## Data excerpts

## Start

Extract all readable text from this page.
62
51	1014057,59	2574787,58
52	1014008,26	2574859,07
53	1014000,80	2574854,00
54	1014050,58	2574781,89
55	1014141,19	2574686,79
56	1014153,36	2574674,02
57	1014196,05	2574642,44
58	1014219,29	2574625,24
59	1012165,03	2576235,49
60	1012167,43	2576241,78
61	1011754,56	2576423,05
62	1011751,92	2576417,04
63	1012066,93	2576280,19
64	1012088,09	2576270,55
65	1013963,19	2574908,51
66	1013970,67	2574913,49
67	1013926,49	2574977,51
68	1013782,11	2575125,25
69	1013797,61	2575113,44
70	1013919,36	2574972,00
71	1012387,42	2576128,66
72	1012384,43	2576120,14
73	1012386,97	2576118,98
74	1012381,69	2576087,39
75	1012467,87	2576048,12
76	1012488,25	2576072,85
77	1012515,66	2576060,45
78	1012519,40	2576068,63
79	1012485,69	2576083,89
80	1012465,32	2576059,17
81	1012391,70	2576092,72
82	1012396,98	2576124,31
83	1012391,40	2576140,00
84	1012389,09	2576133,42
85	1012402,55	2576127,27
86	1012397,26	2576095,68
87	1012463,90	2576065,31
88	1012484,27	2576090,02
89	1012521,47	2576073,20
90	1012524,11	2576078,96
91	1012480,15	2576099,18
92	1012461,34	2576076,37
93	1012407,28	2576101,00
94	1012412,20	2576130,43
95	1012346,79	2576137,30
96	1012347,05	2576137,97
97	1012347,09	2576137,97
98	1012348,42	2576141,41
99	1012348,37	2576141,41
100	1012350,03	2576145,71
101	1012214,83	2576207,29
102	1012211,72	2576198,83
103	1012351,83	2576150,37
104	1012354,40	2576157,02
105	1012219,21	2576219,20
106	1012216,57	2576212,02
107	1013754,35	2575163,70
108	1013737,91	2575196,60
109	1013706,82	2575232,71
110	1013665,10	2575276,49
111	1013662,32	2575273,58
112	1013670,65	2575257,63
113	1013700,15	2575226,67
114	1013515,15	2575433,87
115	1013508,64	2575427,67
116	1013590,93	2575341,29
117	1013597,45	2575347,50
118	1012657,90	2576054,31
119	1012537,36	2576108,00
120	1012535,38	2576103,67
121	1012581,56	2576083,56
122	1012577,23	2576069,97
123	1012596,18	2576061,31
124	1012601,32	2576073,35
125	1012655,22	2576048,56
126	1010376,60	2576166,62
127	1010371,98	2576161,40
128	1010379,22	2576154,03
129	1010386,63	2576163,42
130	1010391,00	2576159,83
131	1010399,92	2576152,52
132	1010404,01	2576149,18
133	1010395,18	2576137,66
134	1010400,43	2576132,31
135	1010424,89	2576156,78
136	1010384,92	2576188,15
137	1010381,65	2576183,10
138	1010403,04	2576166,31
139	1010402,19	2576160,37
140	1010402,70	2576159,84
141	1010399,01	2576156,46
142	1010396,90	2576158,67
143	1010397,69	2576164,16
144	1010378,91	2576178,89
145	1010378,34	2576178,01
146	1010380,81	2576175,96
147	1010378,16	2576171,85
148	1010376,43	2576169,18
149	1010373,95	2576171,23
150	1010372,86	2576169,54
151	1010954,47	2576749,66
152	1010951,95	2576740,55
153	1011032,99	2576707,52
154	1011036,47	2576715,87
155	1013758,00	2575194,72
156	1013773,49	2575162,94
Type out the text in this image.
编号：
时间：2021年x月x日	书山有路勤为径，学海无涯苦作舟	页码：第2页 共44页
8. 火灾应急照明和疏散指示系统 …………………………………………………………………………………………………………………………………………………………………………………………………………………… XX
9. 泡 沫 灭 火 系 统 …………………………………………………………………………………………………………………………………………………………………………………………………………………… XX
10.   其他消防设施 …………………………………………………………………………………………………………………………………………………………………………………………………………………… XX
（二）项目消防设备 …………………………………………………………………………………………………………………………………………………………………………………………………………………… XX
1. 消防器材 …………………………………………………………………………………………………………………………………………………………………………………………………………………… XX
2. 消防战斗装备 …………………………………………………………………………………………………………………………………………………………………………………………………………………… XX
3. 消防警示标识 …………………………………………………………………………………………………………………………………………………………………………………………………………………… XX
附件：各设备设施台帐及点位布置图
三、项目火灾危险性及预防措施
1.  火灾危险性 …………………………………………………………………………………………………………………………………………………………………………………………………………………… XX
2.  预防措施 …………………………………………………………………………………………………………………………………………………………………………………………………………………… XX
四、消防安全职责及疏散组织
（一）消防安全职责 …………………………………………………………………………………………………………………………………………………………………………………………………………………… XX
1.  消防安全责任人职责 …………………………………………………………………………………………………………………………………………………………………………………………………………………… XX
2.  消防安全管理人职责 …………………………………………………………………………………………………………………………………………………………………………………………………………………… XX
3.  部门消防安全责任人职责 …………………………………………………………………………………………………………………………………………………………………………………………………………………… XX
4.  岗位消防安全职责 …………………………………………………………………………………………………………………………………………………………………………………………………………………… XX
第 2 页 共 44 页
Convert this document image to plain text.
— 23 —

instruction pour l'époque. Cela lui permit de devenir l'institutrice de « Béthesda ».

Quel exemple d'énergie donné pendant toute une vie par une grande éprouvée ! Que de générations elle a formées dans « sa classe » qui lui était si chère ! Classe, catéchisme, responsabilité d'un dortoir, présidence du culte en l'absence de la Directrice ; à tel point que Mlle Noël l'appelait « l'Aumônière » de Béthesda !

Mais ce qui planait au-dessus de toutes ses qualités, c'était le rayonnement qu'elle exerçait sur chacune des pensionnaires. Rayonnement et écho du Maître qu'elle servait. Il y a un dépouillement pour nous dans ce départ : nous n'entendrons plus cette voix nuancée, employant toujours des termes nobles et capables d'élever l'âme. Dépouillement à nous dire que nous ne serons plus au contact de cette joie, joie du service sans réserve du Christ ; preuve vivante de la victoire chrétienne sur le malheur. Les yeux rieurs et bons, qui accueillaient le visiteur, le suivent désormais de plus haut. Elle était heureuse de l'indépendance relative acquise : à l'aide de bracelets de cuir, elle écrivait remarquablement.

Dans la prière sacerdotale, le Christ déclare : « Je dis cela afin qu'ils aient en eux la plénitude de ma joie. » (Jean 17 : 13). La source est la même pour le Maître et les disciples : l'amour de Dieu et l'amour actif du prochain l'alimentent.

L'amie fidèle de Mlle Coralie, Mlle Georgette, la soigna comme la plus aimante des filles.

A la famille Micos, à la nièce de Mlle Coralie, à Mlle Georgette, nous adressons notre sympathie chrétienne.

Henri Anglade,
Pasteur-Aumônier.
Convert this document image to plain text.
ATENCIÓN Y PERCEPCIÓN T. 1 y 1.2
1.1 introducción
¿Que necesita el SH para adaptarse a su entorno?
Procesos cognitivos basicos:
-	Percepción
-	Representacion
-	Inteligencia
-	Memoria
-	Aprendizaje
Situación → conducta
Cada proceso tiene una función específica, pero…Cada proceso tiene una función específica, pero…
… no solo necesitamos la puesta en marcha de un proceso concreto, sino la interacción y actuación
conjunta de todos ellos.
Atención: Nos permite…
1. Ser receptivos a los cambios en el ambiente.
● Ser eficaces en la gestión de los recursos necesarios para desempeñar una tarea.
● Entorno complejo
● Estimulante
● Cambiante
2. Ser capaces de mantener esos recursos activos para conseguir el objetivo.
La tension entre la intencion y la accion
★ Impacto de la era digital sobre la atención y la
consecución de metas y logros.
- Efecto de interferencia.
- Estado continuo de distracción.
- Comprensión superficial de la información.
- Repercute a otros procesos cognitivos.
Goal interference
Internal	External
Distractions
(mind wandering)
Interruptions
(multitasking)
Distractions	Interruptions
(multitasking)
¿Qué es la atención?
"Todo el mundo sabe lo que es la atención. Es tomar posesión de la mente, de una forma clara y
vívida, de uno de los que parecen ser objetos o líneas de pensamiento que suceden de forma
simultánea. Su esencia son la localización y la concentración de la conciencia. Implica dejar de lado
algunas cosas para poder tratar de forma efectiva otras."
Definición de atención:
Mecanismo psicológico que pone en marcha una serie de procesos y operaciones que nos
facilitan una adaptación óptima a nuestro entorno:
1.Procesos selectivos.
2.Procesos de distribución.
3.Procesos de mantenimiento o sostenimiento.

## End

Copy each line in the data that holds the word "this".

## Reply to the task
Extract all readable text from this page.
Type out the text in this image.
Convert this document image to plain text.
Convert this document image to plain text.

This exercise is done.